• Aufgaben
A: Übersetzen Sie aus dem Text über Parship und Elitepartner den Satz „Die Ansprüche der Verbraucher verjähren erst nach drei Jahren.“ ins Englische.
B: Schreiben Sie aus dem Text über Parship und Elitepartner den Abschnitt ab, der mit den Worten „Klage. Die Forderungen“ einsetzt und mit „2020 geltend machen.“ schließt.

Zum Teil mehrere hundert Euro verlangten Parship und Elitepartner bisher von Kunden, die ihre Mitgliedschaft kurz nach der Anmeldung widerrufen hatten. Der Europäische Gerichtshof hat die Praxis von Parship jetzt für rechtswidrig erklärt. Die hohen Forderungen müssen Betroffene nicht zahlen. Und wer in der Vergangenheit gezahlt hat, kann Geld zurückfordern. Auch strenge Kündigungsregeln und automatische Vertragsverlängerungen der Singlebörsen wurden in vielen Fällen vom zuständigen Amtsgericht Hamburg für rechtswidrig erklärt.
Das Wichtigste in Kürze
Problem. Wer Parship oder Elitepartner nur kurz nutzt und dann seine Premium-Mitgliedschaft widerruft, soll einen Großteil des Mitgliedsbeitrags als „Wertersatz“ zahlen. Ein paar Chats mit Singles können mehrere hundert Euro kosten.
Klage. Die Forderungen des Hamburger Unternehmens PE Digital GmbH, Betreiber der Singlebörsen Parship und Elitepartner, sind rechtlich fragwürdig und vom Amtsgericht Hamburg in vielen Fällen für ganz oder zum überwiegenden Teil für unbegründet erklärt worden. Betroffene, die hohen Wertersatz zahlen mussten, haben mit einer Klage gegen die Singlebörse daher gute Chancen.
Verjährung. Kunden, die sich Geld zurückholen wollen, können das auch für die Vergangenheit noch tun. Die Ansprüche der Verbraucher verjähren erst nach drei Jahren. Wer etwa 2017 seine Parship-Mitgliedschaft widerrufen hat, kann seinen Anspruch gegen Parship noch bis Ende 2020 geltend machen.
Vertragsverlängerungen. Die Kündigungsregeln von Parship und Elitepartner sind streng. Ein 6-Monats-Premium-Paket, das der Kunde nicht rechtzeitig kündigt, verlängert sich automatisch um zwölf Monate – zu sehr hohen Preisen. Auch diese Praxis der Singlebörsen hat das Amtsgericht Hamburg schon mehrfach für unzulässig erklärt.

• Auszüge der Auflistung
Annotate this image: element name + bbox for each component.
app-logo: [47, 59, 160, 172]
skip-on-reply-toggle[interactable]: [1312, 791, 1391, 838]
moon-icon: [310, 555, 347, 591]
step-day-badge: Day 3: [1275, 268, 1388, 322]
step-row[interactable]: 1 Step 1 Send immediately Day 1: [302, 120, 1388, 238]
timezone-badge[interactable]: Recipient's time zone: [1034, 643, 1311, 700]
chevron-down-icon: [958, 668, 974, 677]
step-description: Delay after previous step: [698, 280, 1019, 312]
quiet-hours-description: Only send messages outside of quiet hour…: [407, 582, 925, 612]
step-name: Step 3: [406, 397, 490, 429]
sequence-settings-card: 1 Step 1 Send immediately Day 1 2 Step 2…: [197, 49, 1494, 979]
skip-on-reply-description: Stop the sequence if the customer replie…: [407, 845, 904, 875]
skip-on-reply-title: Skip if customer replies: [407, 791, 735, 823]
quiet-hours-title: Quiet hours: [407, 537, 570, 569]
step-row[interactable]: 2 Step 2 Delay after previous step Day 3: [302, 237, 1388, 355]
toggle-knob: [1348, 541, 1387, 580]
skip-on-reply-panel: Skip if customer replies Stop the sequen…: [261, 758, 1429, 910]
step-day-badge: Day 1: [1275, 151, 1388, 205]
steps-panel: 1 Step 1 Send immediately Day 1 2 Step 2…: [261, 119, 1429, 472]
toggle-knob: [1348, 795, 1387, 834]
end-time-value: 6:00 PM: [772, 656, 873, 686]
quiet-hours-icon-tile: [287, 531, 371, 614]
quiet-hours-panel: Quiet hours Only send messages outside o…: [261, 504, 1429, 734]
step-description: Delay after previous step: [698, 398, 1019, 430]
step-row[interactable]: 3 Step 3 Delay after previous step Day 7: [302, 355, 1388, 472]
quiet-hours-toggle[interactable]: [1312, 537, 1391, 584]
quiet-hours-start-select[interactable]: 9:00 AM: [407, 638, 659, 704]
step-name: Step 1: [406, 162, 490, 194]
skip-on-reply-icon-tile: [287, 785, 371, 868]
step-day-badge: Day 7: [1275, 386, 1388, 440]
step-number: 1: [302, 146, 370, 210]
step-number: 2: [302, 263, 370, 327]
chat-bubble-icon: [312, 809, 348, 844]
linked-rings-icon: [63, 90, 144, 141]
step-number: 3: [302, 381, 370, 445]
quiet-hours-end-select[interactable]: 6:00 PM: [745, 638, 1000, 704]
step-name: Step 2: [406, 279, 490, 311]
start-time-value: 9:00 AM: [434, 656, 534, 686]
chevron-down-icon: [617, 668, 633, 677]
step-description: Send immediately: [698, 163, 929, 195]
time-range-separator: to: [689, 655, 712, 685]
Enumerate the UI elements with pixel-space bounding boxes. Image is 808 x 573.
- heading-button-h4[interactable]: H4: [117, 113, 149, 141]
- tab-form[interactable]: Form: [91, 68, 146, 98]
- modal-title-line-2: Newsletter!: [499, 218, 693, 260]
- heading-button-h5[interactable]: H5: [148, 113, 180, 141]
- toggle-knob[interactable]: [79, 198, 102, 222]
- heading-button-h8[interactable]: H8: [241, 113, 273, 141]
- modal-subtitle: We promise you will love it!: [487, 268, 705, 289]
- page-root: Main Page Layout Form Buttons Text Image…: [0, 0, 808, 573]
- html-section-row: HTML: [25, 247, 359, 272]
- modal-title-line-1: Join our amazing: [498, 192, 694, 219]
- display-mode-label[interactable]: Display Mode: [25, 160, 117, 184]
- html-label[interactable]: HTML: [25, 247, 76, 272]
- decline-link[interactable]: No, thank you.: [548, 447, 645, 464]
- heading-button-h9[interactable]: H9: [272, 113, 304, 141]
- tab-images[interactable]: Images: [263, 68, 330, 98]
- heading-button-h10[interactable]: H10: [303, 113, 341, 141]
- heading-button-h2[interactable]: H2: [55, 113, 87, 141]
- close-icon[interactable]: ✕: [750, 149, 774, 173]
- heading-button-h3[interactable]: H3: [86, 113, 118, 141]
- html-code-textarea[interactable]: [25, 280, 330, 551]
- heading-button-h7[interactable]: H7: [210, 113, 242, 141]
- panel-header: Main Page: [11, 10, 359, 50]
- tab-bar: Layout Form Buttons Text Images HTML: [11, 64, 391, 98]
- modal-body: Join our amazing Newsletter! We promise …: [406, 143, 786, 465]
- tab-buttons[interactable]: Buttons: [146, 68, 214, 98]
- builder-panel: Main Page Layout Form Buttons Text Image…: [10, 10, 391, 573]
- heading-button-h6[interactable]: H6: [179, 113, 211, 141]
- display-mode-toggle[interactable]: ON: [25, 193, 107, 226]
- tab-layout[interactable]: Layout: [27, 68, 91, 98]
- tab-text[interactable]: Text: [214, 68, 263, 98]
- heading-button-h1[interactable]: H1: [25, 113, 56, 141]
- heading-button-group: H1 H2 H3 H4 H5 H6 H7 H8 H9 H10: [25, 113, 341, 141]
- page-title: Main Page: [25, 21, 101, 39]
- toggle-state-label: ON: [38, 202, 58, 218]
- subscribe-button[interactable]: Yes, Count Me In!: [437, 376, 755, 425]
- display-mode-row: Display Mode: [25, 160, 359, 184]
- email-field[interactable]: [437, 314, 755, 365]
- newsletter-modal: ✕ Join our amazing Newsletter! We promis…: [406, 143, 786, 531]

• Lösungen
A: Consumers' claims only become time-barred after three years.

B:
Klage. Die Forderungen des Hamburger Unternehmens PE Digital GmbH, Betreiber der Singlebörsen Parship und Elitepartner, sind rechtlich fragwürdig und vom Amtsgericht Hamburg in vielen Fällen für ganz oder zum überwiegenden Teil für unbegründet erklärt worden. Betroffene, die hohen Wertersatz zahlen mussten, haben mit einer Klage gegen die Singlebörse daher gute Chancen.
Verjährung. Kunden, die sich Geld zurückholen wollen, können das auch für die Vergangenheit noch tun. Die Ansprüche der Verbraucher verjähren erst nach drei Jahren. Wer etwa 2017 seine Parship-Mitgliedschaft widerrufen hat, kann seinen Anspruch gegen Parship noch bis Ende 2020 geltend machen.